Task directions:
Lines containing "remind" are to be counted. Report the count alone.

Input for this task:
====

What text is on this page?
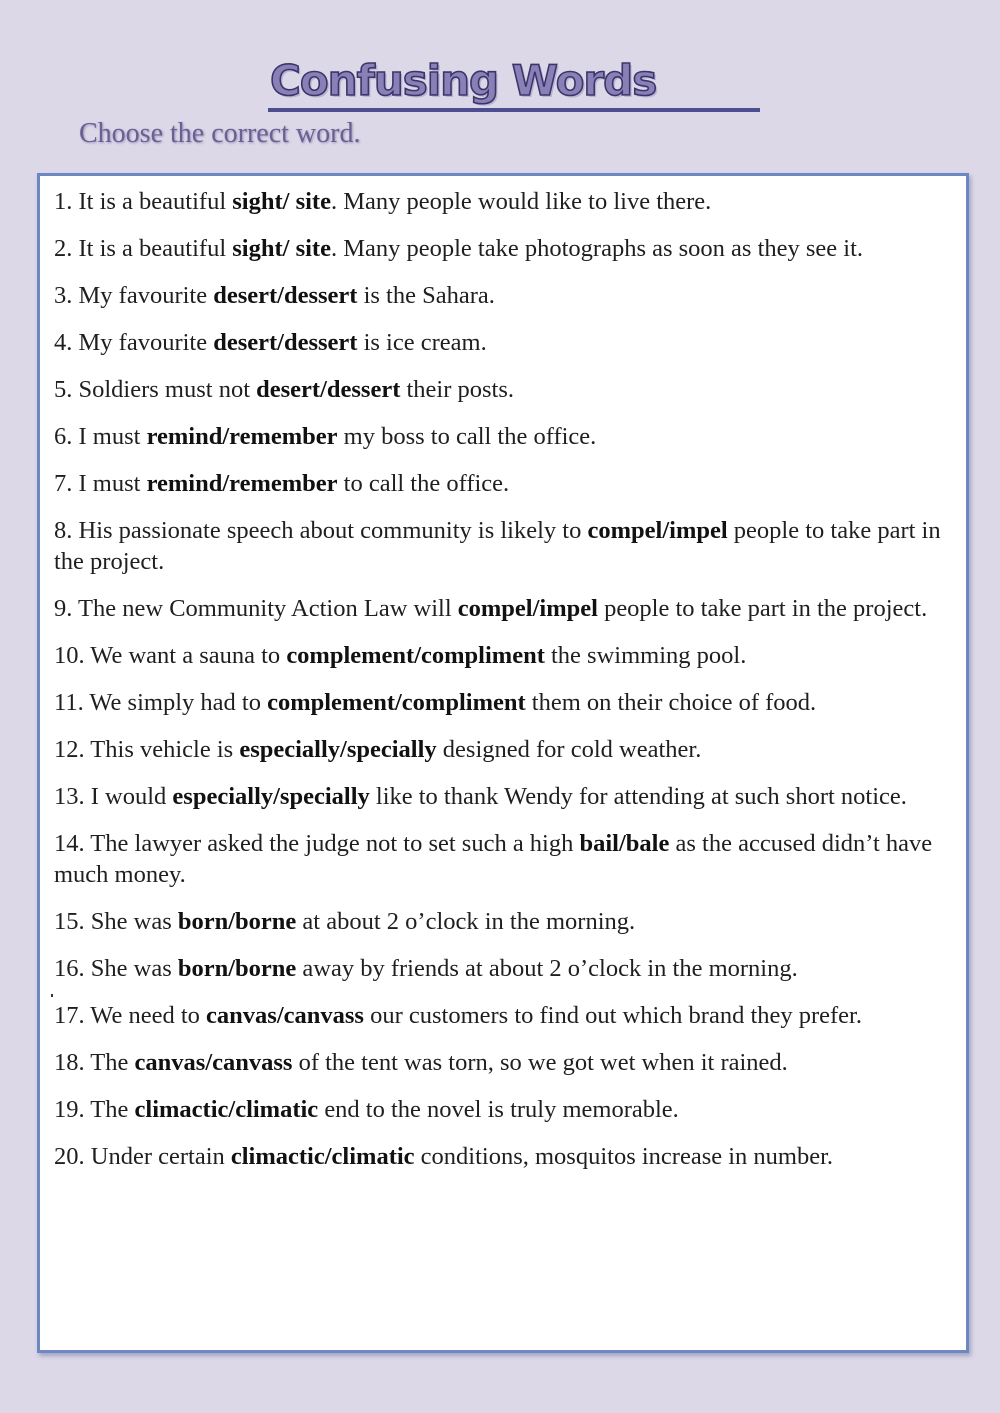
Confusing Words

Choose the correct word.

1. It is a beautiful sight/ site. Many people would like to live there.

2. It is a beautiful sight/ site. Many people take photographs as soon as they see it.

3. My favourite desert/dessert is the Sahara.

4. My favourite desert/dessert is ice cream.

5. Soldiers must not desert/dessert their posts.

6. I must remind/remember my boss to call the office.

7. I must remind/remember to call the office.

8. His passionate speech about community is likely to compel/impel people to take part in the project.

9. The new Community Action Law will compel/impel people to take part in the project.

10. We want a sauna to complement/compliment the swimming pool.

11. We simply had to complement/compliment them on their choice of food.

12. This vehicle is especially/specially designed for cold weather.

13. I would especially/specially like to thank Wendy for attending at such short notice.

14. The lawyer asked the judge not to set such a high bail/bale as the accused didn’t have much money.

15. She was born/borne at about 2 o’clock in the morning.

16. She was born/borne away by friends at about 2 o’clock in the morning.

17. We need to canvas/canvass our customers to find out which brand they prefer.

18. The canvas/canvass of the tent was torn, so we got wet when it rained.

19. The climactic/climatic end to the novel is truly memorable.

20. Under certain climactic/climatic conditions, mosquitos increase in number.
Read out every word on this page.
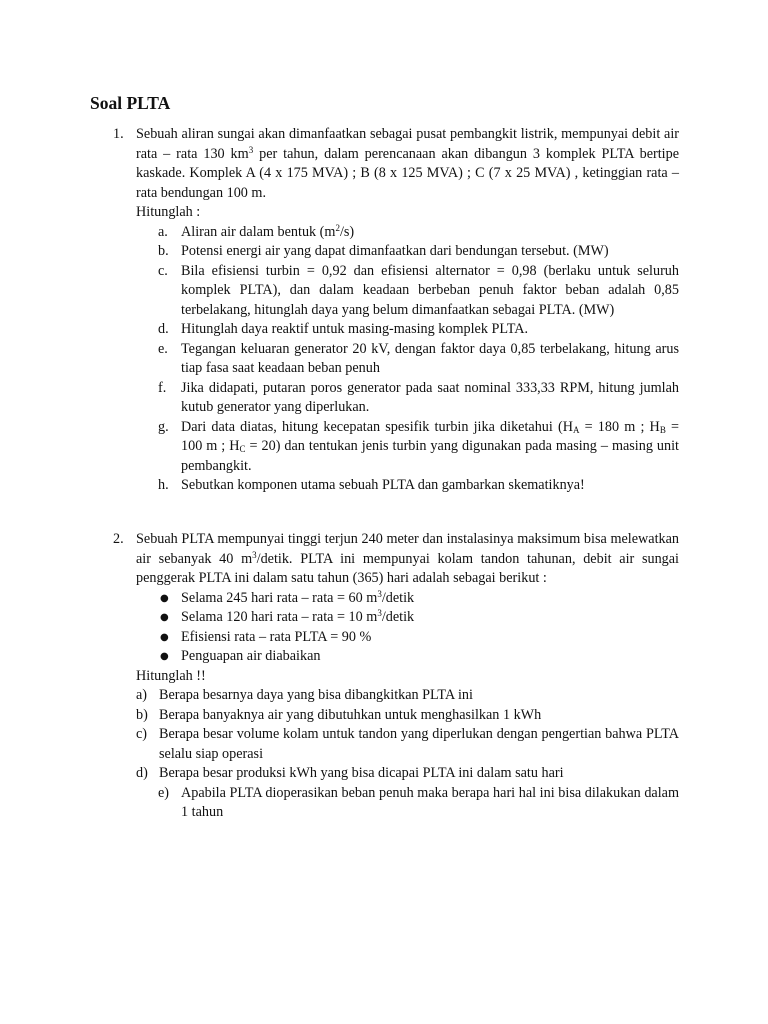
Soal PLTA
1. Sebuah aliran sungai akan dimanfaatkan sebagai pusat pembangkit listrik, mempunyai debit air rata – rata 130 $km^3$ per tahun, dalam perencanaan akan dibangun 3 komplek PLTA bertipe kaskade. Komplek A (4 x 175 MVA) ; B (8 x 125 MVA) ; C (7 x 25 MVA) , ketinggian rata – rata bendungan 100 m.

Hitunglah :

a. Aliran air dalam bentuk $(m^2/s)$
b. Potensi energi air yang dapat dimanfaatkan dari bendungan tersebut. (MW)
c. Bila efisiensi turbin = 0,92 dan efisiensi alternator = 0,98 (berlaku untuk seluruh komplek PLTA), dan dalam keadaan berbeban penuh faktor beban adalah 0,85 terbelakang, hitunglah daya yang belum dimanfaatkan sebagai PLTA. (MW)
d. Hitunglah daya reaktif untuk masing-masing komplek PLTA.
e. Tegangan keluaran generator 20 kV, dengan faktor daya 0,85 terbelakang, hitung arus tiap fasa saat keadaan beban penuh
f.	Jika didapati, putaran poros generator pada saat nominal 333,33 RPM, hitung jumlah kutub generator yang diperlukan.
g. Dari data diatas, hitung kecepatan spesifik turbin jika diketahui ($H_A = 180$ m ; $H_B = 100$ m ; $H_C = 20$) dan tentukan jenis turbin yang digunakan pada masing – masing unit pembangkit.
h. Sebutkan komponen utama sebuah PLTA dan gambarkan skematiknya!
2. Sebuah PLTA mempunyai tinggi terjun 240 meter dan instalasinya maksimum bisa melewatkan air sebanyak 40 $m^3$/detik. PLTA ini mempunyai kolam tandon tahunan, debit air sungai penggerak PLTA ini dalam satu tahun (365) hari adalah sebagai berikut :

● Selama 245 hari rata – rata = 60 $m^3$/detik
● Selama 120 hari rata – rata = 10 $m^3$/detik
● Efisiensi rata – rata PLTA = 90 %
● Penguapan air diabaikan

Hitunglah !!

a) Berapa besarnya daya yang bisa dibangkitkan PLTA ini
b) Berapa banyaknya air yang dibutuhkan untuk menghasilkan 1 kWh
c) Berapa besar volume kolam untuk tandon yang diperlukan dengan pengertian bahwa PLTA selalu siap operasi
d) Berapa besar produksi kWh yang bisa dicapai PLTA ini dalam satu hari
e) Apabila PLTA dioperasikan beban penuh maka berapa hari hal ini bisa dilakukan dalam 1 tahun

====

Finished exercise:
2